- [EXERCISE TASK]: Take everything from the line that contains "data-point [517,338,524,345]" down to the line that contains "legend-swatch-marker [570,131,576,137]", change "series-line" to "trend-line" throughout, and give those lines back with nothing else altered.

- [DATASET ENTRIES]:
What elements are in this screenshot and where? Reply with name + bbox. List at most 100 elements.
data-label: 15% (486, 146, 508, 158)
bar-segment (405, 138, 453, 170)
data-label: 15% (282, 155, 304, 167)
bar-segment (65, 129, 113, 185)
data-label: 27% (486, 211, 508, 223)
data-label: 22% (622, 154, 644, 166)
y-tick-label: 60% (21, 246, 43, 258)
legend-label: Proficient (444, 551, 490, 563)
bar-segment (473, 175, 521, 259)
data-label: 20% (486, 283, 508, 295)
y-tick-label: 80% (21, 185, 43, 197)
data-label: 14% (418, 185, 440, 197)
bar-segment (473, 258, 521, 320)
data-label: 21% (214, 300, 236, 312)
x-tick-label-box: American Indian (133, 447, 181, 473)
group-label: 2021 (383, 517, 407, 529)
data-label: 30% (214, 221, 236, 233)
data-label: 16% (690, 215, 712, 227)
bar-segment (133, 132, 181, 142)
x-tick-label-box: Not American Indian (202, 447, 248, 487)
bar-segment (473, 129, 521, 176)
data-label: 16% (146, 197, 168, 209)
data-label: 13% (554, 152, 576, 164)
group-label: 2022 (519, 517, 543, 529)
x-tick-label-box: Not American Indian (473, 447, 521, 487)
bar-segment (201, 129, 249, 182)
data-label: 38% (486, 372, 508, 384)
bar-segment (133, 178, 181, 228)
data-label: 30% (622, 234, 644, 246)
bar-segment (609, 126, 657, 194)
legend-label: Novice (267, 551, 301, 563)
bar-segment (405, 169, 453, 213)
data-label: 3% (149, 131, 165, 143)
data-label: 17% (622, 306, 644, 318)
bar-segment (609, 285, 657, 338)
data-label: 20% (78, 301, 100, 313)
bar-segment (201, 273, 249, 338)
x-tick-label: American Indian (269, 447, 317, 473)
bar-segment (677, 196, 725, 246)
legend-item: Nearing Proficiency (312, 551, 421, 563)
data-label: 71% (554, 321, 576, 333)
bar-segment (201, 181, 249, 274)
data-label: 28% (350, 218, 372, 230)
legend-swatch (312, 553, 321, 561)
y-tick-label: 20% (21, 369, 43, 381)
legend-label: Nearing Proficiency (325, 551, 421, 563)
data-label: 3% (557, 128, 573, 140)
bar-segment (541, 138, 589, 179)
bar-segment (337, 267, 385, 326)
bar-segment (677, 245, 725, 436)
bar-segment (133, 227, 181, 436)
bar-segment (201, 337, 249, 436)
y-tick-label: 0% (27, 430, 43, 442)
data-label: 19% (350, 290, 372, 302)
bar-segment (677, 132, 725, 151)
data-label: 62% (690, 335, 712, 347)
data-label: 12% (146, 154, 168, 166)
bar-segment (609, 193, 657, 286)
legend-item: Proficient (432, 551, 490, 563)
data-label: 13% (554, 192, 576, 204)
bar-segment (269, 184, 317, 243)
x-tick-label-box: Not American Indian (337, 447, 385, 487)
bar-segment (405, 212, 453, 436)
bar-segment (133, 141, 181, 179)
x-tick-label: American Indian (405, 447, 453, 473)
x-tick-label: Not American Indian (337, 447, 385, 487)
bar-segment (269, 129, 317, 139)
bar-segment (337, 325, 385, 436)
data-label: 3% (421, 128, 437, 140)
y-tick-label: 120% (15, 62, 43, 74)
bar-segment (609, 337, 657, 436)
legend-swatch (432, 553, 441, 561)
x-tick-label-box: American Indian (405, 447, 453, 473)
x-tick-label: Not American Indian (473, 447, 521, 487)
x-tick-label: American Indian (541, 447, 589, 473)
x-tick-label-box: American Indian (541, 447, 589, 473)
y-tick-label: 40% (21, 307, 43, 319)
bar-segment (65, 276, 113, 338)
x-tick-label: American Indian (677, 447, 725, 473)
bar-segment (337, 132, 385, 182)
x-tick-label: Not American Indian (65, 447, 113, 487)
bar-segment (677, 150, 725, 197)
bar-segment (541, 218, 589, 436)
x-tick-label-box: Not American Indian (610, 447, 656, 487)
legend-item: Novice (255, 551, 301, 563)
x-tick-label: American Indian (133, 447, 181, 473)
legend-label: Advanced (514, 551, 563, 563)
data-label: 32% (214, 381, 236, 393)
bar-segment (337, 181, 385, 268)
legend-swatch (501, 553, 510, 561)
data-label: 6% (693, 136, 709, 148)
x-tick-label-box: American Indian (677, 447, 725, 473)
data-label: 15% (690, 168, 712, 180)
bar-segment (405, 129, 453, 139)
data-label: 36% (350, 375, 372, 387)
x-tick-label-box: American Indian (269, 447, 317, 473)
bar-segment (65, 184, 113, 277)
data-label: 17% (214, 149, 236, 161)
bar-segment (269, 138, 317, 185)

---

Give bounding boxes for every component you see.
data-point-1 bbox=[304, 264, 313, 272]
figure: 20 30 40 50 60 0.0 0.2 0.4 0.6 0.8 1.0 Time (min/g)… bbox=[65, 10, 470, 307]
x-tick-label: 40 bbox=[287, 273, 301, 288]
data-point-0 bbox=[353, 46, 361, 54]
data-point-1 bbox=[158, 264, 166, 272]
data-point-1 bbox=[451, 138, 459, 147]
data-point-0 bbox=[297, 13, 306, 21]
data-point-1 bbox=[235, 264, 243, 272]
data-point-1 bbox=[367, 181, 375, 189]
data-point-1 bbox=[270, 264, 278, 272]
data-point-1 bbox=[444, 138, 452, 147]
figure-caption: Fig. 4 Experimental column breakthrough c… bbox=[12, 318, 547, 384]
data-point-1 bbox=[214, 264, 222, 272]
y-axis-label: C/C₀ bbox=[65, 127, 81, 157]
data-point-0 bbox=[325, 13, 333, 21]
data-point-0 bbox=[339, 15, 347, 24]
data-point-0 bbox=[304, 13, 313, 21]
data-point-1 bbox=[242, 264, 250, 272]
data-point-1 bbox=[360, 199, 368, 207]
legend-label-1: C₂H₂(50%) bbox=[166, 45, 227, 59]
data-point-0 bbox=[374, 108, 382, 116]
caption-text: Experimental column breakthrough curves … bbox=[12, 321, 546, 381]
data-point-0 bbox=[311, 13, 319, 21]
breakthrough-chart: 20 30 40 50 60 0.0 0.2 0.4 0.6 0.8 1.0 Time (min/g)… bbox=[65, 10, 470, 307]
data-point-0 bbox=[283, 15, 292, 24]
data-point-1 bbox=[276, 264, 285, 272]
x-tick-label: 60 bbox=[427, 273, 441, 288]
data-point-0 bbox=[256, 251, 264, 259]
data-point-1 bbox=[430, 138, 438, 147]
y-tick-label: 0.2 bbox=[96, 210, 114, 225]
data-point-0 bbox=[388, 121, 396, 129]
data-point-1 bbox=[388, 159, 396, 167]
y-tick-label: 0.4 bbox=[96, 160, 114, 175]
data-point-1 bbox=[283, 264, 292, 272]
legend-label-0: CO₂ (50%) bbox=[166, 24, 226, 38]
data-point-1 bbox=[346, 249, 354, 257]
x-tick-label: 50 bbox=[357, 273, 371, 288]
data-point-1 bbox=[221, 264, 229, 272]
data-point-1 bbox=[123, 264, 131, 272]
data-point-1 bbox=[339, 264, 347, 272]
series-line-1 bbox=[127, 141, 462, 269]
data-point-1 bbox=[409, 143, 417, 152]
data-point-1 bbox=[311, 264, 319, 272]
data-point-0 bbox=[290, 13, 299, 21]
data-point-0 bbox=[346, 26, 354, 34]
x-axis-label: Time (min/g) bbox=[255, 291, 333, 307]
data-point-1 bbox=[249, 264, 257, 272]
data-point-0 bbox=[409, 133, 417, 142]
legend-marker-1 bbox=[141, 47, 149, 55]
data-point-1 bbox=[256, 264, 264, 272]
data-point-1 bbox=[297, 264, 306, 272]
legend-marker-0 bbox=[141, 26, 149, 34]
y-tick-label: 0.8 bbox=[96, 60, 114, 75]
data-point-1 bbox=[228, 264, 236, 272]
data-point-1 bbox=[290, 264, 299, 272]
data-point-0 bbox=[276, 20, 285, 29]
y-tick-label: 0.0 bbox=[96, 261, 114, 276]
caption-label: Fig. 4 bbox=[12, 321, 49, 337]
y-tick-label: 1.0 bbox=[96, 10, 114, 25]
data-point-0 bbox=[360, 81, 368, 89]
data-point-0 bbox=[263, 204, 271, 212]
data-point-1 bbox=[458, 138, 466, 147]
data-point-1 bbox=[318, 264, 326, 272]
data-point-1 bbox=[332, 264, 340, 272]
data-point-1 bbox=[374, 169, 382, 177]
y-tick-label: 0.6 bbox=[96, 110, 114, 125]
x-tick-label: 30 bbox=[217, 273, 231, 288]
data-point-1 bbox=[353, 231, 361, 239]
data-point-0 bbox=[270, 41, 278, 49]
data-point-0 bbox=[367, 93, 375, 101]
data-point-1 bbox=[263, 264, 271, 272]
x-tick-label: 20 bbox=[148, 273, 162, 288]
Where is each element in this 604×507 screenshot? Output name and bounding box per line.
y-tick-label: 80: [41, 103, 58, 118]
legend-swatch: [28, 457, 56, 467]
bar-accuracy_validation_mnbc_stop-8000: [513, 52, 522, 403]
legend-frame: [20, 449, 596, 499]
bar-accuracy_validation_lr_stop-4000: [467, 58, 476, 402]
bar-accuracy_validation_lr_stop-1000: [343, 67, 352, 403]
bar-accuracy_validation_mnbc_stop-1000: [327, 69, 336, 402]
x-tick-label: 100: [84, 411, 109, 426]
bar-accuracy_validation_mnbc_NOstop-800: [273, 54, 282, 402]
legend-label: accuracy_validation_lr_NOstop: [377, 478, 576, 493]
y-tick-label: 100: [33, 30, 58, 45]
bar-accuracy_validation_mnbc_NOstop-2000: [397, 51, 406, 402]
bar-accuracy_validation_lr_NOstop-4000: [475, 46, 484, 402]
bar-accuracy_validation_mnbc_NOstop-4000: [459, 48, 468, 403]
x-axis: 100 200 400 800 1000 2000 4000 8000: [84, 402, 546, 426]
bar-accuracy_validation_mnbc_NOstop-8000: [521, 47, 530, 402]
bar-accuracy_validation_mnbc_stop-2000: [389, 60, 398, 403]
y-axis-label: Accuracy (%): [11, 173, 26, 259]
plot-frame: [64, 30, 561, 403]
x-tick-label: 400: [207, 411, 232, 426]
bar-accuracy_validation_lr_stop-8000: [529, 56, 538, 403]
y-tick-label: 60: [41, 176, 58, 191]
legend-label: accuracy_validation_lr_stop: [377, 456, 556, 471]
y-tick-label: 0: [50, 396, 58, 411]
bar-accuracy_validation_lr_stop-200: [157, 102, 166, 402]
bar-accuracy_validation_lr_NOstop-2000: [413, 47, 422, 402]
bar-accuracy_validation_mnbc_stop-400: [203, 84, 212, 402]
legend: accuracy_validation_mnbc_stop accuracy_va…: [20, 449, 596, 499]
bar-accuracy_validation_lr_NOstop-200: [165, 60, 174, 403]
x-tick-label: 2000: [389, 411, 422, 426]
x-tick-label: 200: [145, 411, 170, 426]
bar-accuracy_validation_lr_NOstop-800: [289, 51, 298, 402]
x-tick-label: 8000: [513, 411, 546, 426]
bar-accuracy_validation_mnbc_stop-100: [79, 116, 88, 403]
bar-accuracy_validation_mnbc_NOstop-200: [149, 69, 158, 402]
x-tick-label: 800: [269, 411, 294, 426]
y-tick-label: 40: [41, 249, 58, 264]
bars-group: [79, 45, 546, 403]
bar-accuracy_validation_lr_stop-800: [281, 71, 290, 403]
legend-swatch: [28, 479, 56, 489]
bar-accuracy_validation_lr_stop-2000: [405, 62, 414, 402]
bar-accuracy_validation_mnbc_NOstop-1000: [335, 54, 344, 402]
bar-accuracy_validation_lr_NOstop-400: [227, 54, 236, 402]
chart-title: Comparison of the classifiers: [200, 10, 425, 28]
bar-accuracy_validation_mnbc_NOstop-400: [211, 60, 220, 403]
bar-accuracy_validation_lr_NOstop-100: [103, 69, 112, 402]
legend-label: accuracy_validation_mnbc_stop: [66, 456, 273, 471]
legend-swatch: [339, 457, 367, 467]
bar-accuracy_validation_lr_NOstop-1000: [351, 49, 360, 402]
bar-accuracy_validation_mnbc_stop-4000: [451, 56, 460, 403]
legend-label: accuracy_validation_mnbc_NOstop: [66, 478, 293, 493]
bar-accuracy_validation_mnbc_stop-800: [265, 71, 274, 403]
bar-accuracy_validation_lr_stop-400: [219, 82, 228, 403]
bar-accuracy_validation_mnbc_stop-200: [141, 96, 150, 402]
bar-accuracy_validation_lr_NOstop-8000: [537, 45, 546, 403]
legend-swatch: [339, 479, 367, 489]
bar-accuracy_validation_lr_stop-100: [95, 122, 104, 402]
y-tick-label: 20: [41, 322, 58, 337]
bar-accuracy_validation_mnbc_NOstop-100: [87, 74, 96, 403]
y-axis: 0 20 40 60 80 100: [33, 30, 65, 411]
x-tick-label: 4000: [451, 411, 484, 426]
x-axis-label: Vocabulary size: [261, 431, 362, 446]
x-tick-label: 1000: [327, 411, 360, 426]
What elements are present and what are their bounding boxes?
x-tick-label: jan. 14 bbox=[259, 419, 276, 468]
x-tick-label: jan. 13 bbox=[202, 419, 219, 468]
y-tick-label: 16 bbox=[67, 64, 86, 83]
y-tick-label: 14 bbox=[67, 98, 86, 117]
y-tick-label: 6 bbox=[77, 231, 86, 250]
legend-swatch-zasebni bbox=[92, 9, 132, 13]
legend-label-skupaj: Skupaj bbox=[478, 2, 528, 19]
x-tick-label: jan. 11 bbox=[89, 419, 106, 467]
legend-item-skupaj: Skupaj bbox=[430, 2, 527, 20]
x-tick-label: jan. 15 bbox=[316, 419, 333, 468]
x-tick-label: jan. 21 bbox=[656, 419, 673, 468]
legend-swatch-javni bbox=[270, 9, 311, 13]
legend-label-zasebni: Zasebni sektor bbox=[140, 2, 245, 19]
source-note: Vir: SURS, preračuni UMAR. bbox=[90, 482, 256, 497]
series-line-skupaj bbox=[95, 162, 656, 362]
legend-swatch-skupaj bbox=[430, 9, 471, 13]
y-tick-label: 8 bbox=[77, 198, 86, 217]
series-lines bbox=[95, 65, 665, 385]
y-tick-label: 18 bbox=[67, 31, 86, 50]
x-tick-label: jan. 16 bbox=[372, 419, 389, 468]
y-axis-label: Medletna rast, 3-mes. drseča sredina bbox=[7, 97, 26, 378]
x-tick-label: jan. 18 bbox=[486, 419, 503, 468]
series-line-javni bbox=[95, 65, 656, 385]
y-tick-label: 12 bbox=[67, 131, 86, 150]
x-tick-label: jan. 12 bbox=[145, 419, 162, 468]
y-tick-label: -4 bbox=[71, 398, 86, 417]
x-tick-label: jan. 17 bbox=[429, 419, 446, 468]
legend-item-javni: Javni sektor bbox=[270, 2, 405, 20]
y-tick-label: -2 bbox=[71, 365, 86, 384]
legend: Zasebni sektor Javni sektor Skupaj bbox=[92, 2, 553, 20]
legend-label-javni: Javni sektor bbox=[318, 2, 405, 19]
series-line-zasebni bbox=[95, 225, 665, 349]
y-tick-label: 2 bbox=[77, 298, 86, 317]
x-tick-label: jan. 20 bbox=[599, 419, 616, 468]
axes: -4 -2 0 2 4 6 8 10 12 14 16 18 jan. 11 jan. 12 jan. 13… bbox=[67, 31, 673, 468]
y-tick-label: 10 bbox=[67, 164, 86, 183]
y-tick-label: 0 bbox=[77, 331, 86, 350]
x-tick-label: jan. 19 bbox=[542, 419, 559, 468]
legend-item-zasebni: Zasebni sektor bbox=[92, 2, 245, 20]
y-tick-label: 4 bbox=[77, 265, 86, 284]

* * *

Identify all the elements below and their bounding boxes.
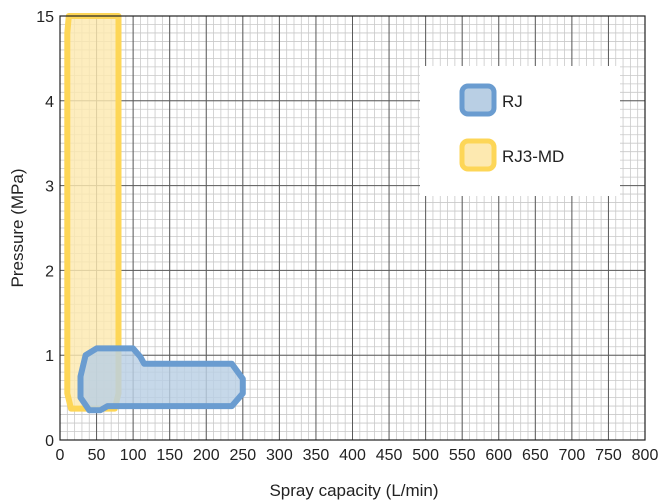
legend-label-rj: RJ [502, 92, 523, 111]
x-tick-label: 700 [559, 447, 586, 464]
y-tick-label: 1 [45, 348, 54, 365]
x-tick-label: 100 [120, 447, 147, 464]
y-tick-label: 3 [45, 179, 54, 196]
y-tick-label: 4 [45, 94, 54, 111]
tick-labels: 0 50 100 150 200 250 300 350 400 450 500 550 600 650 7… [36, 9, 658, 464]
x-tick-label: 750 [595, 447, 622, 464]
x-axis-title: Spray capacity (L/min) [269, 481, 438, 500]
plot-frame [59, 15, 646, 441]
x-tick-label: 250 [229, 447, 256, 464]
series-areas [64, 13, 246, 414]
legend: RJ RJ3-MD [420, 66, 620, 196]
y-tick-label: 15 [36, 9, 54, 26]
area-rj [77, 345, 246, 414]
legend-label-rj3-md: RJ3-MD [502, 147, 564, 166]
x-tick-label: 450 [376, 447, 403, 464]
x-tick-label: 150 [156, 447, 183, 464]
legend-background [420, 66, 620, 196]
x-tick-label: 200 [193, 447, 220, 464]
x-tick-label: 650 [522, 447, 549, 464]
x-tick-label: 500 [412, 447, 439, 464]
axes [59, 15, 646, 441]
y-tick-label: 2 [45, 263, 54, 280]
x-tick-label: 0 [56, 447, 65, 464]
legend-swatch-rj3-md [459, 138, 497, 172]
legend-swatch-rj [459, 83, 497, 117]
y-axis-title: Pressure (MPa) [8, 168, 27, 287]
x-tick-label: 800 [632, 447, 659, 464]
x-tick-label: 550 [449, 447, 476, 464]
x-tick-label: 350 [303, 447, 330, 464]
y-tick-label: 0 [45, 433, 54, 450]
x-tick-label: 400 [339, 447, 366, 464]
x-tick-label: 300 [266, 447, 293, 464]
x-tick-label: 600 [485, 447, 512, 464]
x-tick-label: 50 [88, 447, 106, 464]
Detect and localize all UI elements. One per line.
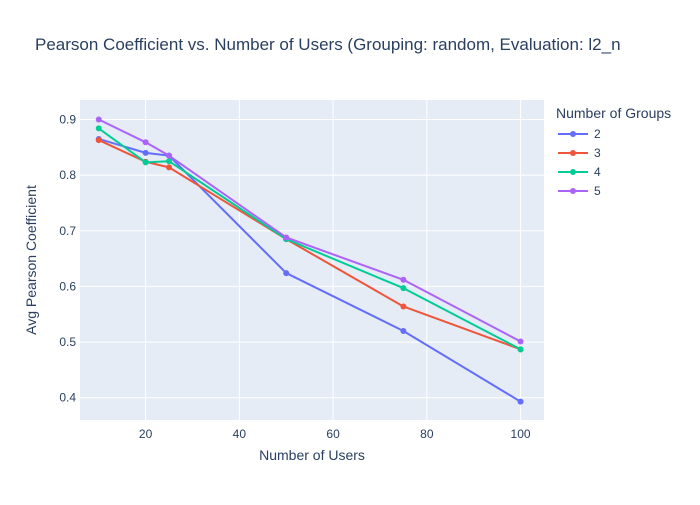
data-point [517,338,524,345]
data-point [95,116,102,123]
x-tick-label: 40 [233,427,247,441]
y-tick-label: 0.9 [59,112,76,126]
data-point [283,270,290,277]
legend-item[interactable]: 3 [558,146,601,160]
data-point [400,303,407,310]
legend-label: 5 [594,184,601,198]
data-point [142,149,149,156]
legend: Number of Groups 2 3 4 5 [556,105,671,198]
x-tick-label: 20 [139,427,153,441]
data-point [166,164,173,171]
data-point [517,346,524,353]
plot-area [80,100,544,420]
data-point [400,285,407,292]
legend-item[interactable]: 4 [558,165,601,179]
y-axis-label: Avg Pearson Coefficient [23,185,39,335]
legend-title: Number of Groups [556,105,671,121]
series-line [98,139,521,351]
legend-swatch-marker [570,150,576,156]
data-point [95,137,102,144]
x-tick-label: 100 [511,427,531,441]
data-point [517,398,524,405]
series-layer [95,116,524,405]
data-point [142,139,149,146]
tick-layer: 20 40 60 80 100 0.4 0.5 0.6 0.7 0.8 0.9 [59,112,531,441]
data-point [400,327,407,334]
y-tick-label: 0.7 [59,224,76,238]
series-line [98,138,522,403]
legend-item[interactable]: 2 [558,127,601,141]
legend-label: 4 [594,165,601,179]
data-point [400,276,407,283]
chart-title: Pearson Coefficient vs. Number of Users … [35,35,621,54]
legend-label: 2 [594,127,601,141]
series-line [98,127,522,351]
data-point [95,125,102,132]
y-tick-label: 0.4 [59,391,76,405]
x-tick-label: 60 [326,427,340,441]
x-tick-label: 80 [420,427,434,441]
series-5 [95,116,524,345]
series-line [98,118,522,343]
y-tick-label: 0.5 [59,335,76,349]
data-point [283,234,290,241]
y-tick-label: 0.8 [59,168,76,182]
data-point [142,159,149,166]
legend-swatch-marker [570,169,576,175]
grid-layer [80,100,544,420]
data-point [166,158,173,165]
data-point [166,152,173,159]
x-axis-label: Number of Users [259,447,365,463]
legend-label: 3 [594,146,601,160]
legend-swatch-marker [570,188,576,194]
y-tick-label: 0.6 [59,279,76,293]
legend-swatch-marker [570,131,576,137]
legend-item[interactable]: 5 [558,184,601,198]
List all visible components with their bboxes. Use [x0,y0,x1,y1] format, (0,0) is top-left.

- [OUTPUT FOR THIS TASK]:
data-point [517,338,524,345]
data-point [95,116,102,123]
x-tick-label: 40 [233,427,247,441]
y-tick-label: 0.9 [59,112,76,126]
data-point [283,270,290,277]
legend-item[interactable]: 3 [558,146,601,160]
data-point [400,303,407,310]
legend-label: 5 [594,184,601,198]
data-point [142,149,149,156]
legend: Number of Groups 2 3 4 5 [556,105,671,198]
x-tick-label: 20 [139,427,153,441]
data-point [166,164,173,171]
data-point [517,346,524,353]
plot-area [80,100,544,420]
data-point [400,285,407,292]
legend-item[interactable]: 4 [558,165,601,179]
y-axis-label: Avg Pearson Coefficient [23,185,39,335]
legend-title: Number of Groups [556,105,671,121]
trend-line [98,139,521,351]
legend-swatch-marker [570,150,576,156]
data-point [95,137,102,144]
x-tick-label: 100 [511,427,531,441]
data-point [517,398,524,405]
series-layer [95,116,524,405]
data-point [142,139,149,146]
tick-layer: 20 40 60 80 100 0.4 0.5 0.6 0.7 0.8 0.9 [59,112,531,441]
data-point [400,327,407,334]
y-tick-label: 0.7 [59,224,76,238]
trend-line [98,138,522,403]
legend-item[interactable]: 2 [558,127,601,141]
legend-label: 4 [594,165,601,179]
data-point [400,276,407,283]
chart-title: Pearson Coefficient vs. Number of Users … [35,35,621,54]
legend-label: 2 [594,127,601,141]
trend-line [98,127,522,351]
data-point [95,125,102,132]
y-tick-label: 0.4 [59,391,76,405]
x-tick-label: 60 [326,427,340,441]
x-tick-label: 80 [420,427,434,441]
series-5 [95,116,524,345]
trend-line [98,118,522,343]
y-tick-label: 0.5 [59,335,76,349]
data-point [283,234,290,241]
y-tick-label: 0.8 [59,168,76,182]
data-point [142,159,149,166]
legend-swatch-marker [570,169,576,175]
grid-layer [80,100,544,420]
data-point [166,158,173,165]
data-point [166,152,173,159]
x-axis-label: Number of Users [259,447,365,463]
legend-label: 3 [594,146,601,160]
legend-swatch-marker [570,188,576,194]
y-tick-label: 0.6 [59,279,76,293]
legend-swatch-marker [570,131,576,137]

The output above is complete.